What the exercise asks: Please repeat all of the listing exactly.

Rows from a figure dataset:
________________________
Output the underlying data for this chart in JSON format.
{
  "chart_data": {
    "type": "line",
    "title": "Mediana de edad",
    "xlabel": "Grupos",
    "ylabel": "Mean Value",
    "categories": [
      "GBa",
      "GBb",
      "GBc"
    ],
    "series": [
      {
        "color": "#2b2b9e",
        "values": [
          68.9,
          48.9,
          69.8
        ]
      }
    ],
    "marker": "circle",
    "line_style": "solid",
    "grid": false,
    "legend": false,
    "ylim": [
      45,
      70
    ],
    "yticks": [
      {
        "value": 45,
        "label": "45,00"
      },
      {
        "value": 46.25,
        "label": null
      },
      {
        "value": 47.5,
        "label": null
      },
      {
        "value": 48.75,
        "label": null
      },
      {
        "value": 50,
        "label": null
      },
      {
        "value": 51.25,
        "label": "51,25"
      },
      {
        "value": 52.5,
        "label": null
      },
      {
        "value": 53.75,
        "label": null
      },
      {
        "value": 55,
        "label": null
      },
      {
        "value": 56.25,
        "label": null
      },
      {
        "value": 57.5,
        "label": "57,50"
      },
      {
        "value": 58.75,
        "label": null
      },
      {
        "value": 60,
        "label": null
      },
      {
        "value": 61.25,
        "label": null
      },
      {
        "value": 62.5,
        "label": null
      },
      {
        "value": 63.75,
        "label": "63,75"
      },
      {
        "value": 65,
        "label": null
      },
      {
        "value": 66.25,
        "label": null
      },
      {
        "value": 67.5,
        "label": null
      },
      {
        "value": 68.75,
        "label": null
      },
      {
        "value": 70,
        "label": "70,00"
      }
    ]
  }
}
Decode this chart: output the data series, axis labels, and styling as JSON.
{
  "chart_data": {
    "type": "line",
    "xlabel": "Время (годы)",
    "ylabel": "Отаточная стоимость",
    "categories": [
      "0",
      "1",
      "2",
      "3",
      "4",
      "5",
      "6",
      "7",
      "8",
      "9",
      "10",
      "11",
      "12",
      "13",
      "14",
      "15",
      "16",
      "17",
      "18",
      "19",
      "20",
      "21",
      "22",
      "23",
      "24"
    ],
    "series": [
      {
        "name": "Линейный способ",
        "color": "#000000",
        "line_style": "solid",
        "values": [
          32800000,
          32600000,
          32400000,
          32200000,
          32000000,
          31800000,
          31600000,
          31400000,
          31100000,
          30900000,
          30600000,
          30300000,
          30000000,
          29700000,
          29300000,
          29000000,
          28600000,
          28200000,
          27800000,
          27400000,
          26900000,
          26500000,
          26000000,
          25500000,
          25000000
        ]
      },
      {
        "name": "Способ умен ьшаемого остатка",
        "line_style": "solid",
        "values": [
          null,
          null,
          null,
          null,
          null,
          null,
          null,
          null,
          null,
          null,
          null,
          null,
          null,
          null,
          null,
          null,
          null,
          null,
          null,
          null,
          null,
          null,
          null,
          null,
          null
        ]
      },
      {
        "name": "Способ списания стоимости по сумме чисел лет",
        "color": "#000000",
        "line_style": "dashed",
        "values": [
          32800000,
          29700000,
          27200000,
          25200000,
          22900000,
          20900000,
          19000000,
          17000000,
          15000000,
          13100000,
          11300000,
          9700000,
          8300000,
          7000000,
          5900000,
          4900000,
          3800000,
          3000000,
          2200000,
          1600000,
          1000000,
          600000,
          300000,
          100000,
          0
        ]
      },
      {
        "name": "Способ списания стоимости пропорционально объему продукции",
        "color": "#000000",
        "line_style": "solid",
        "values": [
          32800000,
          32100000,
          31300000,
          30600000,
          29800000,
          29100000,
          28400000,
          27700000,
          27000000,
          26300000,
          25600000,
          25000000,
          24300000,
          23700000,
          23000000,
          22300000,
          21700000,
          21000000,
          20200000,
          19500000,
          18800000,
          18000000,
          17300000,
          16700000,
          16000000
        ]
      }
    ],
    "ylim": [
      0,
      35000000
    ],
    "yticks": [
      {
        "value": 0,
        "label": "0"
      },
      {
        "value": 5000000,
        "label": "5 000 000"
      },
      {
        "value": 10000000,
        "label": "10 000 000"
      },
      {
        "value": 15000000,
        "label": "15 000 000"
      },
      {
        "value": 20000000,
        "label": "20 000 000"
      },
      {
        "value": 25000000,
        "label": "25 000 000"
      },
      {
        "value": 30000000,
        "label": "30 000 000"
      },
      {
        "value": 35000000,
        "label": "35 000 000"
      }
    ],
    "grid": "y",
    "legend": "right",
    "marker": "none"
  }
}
________________________
Written answer:
Output the underlying data for this chart in JSON format.
{
  "chart_data": {
    "type": "line",
    "title": "Mediana de edad",
    "xlabel": "Grupos",
    "ylabel": "Mean Value",
    "categories": [
      "GBa",
      "GBb",
      "GBc"
    ],
    "series": [
      {
        "color": "#2b2b9e",
        "values": [
          68.9,
          48.9,
          69.8
        ]
      }
    ],
    "marker": "circle",
    "line_style": "solid",
    "grid": false,
    "legend": false,
    "ylim": [
      45,
      70
    ],
    "yticks": [
      {
        "value": 45,
        "label": "45,00"
      },
      {
        "value": 46.25,
        "label": null
      },
      {
        "value": 47.5,
        "label": null
      },
      {
        "value": 48.75,
        "label": null
      },
      {
        "value": 50,
        "label": null
      },
      {
        "value": 51.25,
        "label": "51,25"
      },
      {
        "value": 52.5,
        "label": null
      },
      {
        "value": 53.75,
        "label": null
      },
      {
        "value": 55,
        "label": null
      },
      {
        "value": 56.25,
        "label": null
      },
      {
        "value": 57.5,
        "label": "57,50"
      },
      {
        "value": 58.75,
        "label": null
      },
      {
        "value": 60,
        "label": null
      },
      {
        "value": 61.25,
        "label": null
      },
      {
        "value": 62.5,
        "label": null
      },
      {
        "value": 63.75,
        "label": "63,75"
      },
      {
        "value": 65,
        "label": null
      },
      {
        "value": 66.25,
        "label": null
      },
      {
        "value": 67.5,
        "label": null
      },
      {
        "value": 68.75,
        "label": null
      },
      {
        "value": 70,
        "label": "70,00"
      }
    ]
  }
}
Decode this chart: output the data series, axis labels, and styling as JSON.
{
  "chart_data": {
    "type": "line",
    "xlabel": "Время (годы)",
    "ylabel": "Отаточная стоимость",
    "categories": [
      "0",
      "1",
      "2",
      "3",
      "4",
      "5",
      "6",
      "7",
      "8",
      "9",
      "10",
      "11",
      "12",
      "13",
      "14",
      "15",
      "16",
      "17",
      "18",
      "19",
      "20",
      "21",
      "22",
      "23",
      "24"
    ],
    "series": [
      {
        "name": "Линейный способ",
        "color": "#000000",
        "line_style": "solid",
        "values": [
          32800000,
          32600000,
          32400000,
          32200000,
          32000000,
          31800000,
          31600000,
          31400000,
          31100000,
          30900000,
          30600000,
          30300000,
          30000000,
          29700000,
          29300000,
          29000000,
          28600000,
          28200000,
          27800000,
          27400000,
          26900000,
          26500000,
          26000000,
          25500000,
          25000000
        ]
      },
      {
        "name": "Способ умен ьшаемого остатка",
        "line_style": "solid",
        "values": [
          null,
          null,
          null,
          null,
          null,
          null,
          null,
          null,
          null,
          null,
          null,
          null,
          null,
          null,
          null,
          null,
          null,
          null,
          null,
          null,
          null,
          null,
          null,
          null,
          null
        ]
      },
      {
        "name": "Способ списания стоимости по сумме чисел лет",
        "color": "#000000",
        "line_style": "dashed",
        "values": [
          32800000,
          29700000,
          27200000,
          25200000,
          22900000,
          20900000,
          19000000,
          17000000,
          15000000,
          13100000,
          11300000,
          9700000,
          8300000,
          7000000,
          5900000,
          4900000,
          3800000,
          3000000,
          2200000,
          1600000,
          1000000,
          600000,
          300000,
          100000,
          0
        ]
      },
      {
        "name": "Способ списания стоимости пропорционально объему продукции",
        "color": "#000000",
        "line_style": "solid",
        "values": [
          32800000,
          32100000,
          31300000,
          30600000,
          29800000,
          29100000,
          28400000,
          27700000,
          27000000,
          26300000,
          25600000,
          25000000,
          24300000,
          23700000,
          23000000,
          22300000,
          21700000,
          21000000,
          20200000,
          19500000,
          18800000,
          18000000,
          17300000,
          16700000,
          16000000
        ]
      }
    ],
    "ylim": [
      0,
      35000000
    ],
    "yticks": [
      {
        "value": 0,
        "label": "0"
      },
      {
        "value": 5000000,
        "label": "5 000 000"
      },
      {
        "value": 10000000,
        "label": "10 000 000"
      },
      {
        "value": 15000000,
        "label": "15 000 000"
      },
      {
        "value": 20000000,
        "label": "20 000 000"
      },
      {
        "value": 25000000,
        "label": "25 000 000"
      },
      {
        "value": 30000000,
        "label": "30 000 000"
      },
      {
        "value": 35000000,
        "label": "35 000 000"
      }
    ],
    "grid": "y",
    "legend": "right",
    "marker": "none"
  }
}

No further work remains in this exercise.